>> START INPUT DATA

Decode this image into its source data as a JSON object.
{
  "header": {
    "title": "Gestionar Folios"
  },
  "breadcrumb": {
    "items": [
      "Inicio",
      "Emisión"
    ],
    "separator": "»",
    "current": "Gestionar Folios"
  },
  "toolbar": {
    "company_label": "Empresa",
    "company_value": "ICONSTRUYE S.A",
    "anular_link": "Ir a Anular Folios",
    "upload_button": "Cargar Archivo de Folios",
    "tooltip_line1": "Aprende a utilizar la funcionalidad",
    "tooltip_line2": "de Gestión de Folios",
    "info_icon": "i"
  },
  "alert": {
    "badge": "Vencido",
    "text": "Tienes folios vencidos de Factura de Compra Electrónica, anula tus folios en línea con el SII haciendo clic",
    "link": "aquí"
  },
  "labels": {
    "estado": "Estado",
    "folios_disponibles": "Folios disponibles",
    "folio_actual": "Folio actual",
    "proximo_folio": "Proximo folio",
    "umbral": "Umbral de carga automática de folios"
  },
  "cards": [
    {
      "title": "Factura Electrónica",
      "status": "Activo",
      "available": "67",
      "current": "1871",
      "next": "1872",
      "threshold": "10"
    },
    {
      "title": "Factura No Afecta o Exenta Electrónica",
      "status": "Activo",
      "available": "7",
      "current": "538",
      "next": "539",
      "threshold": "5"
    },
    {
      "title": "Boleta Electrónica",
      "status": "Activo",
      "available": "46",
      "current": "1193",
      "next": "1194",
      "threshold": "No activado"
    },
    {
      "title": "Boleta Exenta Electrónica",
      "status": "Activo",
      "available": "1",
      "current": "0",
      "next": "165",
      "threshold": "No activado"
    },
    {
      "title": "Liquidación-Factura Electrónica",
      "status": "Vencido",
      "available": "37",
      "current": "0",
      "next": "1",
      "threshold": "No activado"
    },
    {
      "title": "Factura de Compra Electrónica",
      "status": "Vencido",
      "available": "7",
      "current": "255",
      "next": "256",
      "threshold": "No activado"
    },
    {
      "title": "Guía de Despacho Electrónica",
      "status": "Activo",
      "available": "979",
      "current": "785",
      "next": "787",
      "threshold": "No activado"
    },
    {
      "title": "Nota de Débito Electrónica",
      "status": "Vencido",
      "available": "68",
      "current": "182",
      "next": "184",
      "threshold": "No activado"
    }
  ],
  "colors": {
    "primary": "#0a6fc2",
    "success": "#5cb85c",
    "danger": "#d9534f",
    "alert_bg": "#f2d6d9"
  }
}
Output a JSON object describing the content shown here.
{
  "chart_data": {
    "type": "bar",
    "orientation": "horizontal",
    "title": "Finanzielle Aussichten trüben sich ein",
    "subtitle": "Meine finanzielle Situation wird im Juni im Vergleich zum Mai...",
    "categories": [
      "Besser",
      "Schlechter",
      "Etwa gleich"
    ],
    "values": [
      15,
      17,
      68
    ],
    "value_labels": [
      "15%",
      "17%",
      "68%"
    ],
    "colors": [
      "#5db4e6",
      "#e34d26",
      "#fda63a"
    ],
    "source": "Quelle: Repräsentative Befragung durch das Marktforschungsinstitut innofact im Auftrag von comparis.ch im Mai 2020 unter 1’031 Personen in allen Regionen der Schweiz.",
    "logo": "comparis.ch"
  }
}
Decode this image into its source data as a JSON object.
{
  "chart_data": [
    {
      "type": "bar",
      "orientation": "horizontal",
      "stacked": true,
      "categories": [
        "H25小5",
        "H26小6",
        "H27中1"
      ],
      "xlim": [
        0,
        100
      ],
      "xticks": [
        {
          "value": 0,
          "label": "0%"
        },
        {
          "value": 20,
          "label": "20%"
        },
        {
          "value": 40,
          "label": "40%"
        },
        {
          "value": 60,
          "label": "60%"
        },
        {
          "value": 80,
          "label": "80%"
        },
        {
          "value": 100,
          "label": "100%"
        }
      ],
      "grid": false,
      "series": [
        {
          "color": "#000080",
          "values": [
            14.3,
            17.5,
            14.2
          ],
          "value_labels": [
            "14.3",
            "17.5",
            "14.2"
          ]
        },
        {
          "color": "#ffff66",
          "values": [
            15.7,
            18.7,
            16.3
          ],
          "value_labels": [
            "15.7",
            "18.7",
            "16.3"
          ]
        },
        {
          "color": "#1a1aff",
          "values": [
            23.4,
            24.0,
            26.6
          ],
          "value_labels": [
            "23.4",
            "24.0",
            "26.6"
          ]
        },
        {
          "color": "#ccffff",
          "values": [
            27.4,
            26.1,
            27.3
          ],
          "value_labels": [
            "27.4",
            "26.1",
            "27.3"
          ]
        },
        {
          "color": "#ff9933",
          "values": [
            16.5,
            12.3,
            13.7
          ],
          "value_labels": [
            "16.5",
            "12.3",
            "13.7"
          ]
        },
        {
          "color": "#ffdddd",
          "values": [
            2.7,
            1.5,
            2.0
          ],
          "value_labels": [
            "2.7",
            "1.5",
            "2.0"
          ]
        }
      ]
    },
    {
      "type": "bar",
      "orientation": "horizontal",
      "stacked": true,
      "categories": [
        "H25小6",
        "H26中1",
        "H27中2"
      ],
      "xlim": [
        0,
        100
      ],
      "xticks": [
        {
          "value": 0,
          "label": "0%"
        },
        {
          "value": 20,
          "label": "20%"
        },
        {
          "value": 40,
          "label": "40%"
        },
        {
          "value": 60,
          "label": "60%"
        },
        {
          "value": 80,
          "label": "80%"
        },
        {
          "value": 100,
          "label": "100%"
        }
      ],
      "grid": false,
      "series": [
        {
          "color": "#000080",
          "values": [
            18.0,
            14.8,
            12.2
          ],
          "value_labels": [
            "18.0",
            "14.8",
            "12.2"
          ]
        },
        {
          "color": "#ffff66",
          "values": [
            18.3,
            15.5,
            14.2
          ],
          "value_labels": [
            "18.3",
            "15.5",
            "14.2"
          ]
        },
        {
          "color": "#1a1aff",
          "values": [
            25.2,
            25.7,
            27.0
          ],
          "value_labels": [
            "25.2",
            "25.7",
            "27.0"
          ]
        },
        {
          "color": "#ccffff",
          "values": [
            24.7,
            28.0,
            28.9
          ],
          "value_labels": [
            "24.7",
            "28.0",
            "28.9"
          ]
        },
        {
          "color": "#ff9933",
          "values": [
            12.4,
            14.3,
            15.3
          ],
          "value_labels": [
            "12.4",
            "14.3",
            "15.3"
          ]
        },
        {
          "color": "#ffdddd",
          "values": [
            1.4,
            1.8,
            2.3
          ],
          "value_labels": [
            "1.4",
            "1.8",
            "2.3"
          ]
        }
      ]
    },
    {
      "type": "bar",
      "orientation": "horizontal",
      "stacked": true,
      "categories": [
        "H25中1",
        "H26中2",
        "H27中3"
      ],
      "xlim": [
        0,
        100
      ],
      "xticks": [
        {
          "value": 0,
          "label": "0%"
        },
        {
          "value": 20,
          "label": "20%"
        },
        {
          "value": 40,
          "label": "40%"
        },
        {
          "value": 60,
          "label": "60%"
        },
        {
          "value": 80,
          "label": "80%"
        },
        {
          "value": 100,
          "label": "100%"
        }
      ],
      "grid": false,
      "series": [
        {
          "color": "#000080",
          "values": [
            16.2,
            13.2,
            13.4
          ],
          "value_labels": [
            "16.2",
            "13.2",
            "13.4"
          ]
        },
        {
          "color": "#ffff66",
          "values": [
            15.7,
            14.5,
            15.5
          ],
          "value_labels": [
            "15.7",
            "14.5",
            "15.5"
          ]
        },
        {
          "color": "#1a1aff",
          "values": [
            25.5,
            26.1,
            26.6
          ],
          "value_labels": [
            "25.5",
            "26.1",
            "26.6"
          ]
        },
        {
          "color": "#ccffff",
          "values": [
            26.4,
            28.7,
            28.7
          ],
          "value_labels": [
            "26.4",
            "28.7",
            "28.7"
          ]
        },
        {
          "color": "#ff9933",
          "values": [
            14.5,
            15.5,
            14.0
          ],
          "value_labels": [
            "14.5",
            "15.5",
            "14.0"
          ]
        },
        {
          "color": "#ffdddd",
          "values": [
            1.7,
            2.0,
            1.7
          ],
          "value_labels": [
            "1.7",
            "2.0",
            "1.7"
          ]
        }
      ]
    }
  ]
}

>> END INPUT DATA

INSTRUCTION: Every line above that contains the word "Factura" should be reported.

EXPECTED ANSWER:
    "text": "Tienes folios vencidos de Factura de Compra Electrónica, anula tus folios en línea con el SII haciendo clic",
      "title": "Factura Electrónica",
      "title": "Factura No Afecta o Exenta Electrónica",
      "title": "Liquidación-Factura Electrónica",
      "title": "Factura de Compra Electrónica",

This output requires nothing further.